**THE EXERCISE**
Print the full listing exactly.

Data records:
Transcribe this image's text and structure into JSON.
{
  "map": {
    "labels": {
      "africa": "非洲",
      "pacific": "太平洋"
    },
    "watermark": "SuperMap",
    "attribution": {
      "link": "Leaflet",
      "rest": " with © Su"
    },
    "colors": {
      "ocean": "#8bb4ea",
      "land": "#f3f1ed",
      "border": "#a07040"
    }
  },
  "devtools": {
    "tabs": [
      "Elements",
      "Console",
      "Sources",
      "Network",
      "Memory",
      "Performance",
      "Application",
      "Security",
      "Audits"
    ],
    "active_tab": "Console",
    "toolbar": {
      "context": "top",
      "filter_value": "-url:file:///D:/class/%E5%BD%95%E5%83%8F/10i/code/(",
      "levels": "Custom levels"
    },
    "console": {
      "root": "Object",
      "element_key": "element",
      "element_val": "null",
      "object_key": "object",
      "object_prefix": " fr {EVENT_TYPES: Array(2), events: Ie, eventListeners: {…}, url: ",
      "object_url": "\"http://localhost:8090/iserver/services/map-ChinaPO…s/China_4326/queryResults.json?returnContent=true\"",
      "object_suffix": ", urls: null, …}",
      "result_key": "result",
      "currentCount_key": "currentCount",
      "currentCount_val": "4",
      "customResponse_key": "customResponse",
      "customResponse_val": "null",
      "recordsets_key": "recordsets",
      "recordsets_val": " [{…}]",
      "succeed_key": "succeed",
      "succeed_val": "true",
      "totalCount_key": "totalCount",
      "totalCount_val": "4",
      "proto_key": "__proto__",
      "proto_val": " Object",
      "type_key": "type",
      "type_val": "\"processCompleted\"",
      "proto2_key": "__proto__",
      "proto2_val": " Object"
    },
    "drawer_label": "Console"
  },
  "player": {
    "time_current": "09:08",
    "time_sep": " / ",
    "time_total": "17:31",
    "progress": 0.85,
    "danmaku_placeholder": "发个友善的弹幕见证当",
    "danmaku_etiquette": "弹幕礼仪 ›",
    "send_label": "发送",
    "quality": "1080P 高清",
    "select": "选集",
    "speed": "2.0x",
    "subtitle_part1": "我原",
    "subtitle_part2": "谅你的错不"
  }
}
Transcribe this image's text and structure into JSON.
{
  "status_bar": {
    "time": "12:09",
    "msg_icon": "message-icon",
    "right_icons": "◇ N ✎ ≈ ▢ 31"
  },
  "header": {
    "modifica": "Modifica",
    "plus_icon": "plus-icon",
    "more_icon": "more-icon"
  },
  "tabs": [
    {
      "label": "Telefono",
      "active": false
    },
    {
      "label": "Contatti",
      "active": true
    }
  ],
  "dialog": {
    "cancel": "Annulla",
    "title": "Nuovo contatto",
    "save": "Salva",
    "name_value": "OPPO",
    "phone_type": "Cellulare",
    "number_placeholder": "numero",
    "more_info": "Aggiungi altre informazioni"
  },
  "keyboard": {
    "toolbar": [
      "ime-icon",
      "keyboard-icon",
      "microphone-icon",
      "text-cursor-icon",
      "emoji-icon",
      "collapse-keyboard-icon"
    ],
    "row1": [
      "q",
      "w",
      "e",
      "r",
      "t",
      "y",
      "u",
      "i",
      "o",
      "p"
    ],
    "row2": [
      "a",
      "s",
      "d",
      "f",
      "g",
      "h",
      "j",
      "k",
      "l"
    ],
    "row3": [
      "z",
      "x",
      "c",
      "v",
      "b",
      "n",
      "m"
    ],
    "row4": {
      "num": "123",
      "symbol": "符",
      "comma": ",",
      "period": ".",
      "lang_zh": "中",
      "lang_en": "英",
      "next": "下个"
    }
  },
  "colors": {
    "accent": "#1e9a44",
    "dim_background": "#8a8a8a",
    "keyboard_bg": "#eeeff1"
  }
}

**RESPONSE TO THE TASK**
Transcribe this image's text and structure into JSON.
{
  "map": {
    "labels": {
      "africa": "非洲",
      "pacific": "太平洋"
    },
    "watermark": "SuperMap",
    "attribution": {
      "link": "Leaflet",
      "rest": " with © Su"
    },
    "colors": {
      "ocean": "#8bb4ea",
      "land": "#f3f1ed",
      "border": "#a07040"
    }
  },
  "devtools": {
    "tabs": [
      "Elements",
      "Console",
      "Sources",
      "Network",
      "Memory",
      "Performance",
      "Application",
      "Security",
      "Audits"
    ],
    "active_tab": "Console",
    "toolbar": {
      "context": "top",
      "filter_value": "-url:file:///D:/class/%E5%BD%95%E5%83%8F/10i/code/(",
      "levels": "Custom levels"
    },
    "console": {
      "root": "Object",
      "element_key": "element",
      "element_val": "null",
      "object_key": "object",
      "object_prefix": " fr {EVENT_TYPES: Array(2), events: Ie, eventListeners: {…}, url: ",
      "object_url": "\"http://localhost:8090/iserver/services/map-ChinaPO…s/China_4326/queryResults.json?returnContent=true\"",
      "object_suffix": ", urls: null, …}",
      "result_key": "result",
      "currentCount_key": "currentCount",
      "currentCount_val": "4",
      "customResponse_key": "customResponse",
      "customResponse_val": "null",
      "recordsets_key": "recordsets",
      "recordsets_val": " [{…}]",
      "succeed_key": "succeed",
      "succeed_val": "true",
      "totalCount_key": "totalCount",
      "totalCount_val": "4",
      "proto_key": "__proto__",
      "proto_val": " Object",
      "type_key": "type",
      "type_val": "\"processCompleted\"",
      "proto2_key": "__proto__",
      "proto2_val": " Object"
    },
    "drawer_label": "Console"
  },
  "player": {
    "time_current": "09:08",
    "time_sep": " / ",
    "time_total": "17:31",
    "progress": 0.85,
    "danmaku_placeholder": "发个友善的弹幕见证当",
    "danmaku_etiquette": "弹幕礼仪 ›",
    "send_label": "发送",
    "quality": "1080P 高清",
    "select": "选集",
    "speed": "2.0x",
    "subtitle_part1": "我原",
    "subtitle_part2": "谅你的错不"
  }
}
Transcribe this image's text and structure into JSON.
{
  "status_bar": {
    "time": "12:09",
    "msg_icon": "message-icon",
    "right_icons": "◇ N ✎ ≈ ▢ 31"
  },
  "header": {
    "modifica": "Modifica",
    "plus_icon": "plus-icon",
    "more_icon": "more-icon"
  },
  "tabs": [
    {
      "label": "Telefono",
      "active": false
    },
    {
      "label": "Contatti",
      "active": true
    }
  ],
  "dialog": {
    "cancel": "Annulla",
    "title": "Nuovo contatto",
    "save": "Salva",
    "name_value": "OPPO",
    "phone_type": "Cellulare",
    "number_placeholder": "numero",
    "more_info": "Aggiungi altre informazioni"
  },
  "keyboard": {
    "toolbar": [
      "ime-icon",
      "keyboard-icon",
      "microphone-icon",
      "text-cursor-icon",
      "emoji-icon",
      "collapse-keyboard-icon"
    ],
    "row1": [
      "q",
      "w",
      "e",
      "r",
      "t",
      "y",
      "u",
      "i",
      "o",
      "p"
    ],
    "row2": [
      "a",
      "s",
      "d",
      "f",
      "g",
      "h",
      "j",
      "k",
      "l"
    ],
    "row3": [
      "z",
      "x",
      "c",
      "v",
      "b",
      "n",
      "m"
    ],
    "row4": {
      "num": "123",
      "symbol": "符",
      "comma": ",",
      "period": ".",
      "lang_zh": "中",
      "lang_en": "英",
      "next": "下个"
    }
  },
  "colors": {
    "accent": "#1e9a44",
    "dim_background": "#8a8a8a",
    "keyboard_bg": "#eeeff1"
  }
}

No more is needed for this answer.